[Extracted records]
———

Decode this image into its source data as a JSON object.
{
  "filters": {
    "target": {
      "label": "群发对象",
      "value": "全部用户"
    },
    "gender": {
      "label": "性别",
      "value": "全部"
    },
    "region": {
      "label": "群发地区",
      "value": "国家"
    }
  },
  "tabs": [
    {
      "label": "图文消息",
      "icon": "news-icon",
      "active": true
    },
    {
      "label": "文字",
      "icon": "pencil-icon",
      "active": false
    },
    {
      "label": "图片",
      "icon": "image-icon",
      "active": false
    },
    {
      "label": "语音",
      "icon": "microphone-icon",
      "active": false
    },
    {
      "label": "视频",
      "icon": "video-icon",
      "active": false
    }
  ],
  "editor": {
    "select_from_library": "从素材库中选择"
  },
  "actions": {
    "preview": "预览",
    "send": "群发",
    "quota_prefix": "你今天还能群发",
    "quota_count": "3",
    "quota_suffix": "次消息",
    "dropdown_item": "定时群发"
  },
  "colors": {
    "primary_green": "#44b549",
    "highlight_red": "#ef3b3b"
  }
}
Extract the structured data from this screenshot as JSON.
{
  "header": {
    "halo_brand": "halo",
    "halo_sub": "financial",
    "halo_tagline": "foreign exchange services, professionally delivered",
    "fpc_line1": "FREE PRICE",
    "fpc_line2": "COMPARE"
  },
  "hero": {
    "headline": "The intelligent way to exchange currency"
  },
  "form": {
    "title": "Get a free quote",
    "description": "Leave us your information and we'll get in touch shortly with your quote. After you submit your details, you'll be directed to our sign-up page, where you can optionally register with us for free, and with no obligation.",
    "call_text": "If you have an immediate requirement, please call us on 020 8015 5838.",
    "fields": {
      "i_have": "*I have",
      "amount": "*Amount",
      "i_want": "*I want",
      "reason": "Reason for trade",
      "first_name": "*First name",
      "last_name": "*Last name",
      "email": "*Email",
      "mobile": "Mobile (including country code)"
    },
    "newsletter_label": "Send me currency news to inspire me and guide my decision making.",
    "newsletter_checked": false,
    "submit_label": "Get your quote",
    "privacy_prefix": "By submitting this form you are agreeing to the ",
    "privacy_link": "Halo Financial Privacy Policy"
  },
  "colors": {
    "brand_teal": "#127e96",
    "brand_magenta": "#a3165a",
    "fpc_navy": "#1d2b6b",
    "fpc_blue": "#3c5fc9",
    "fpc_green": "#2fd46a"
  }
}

———

**EXERCISE AIM:** Filter the records, keeping only lines that contain "data", and show those lines.

**ANSWER TO THE PROBLEM:**
Decode this image into its source data as a JSON object.
Extract the structured data from this screenshot as JSON.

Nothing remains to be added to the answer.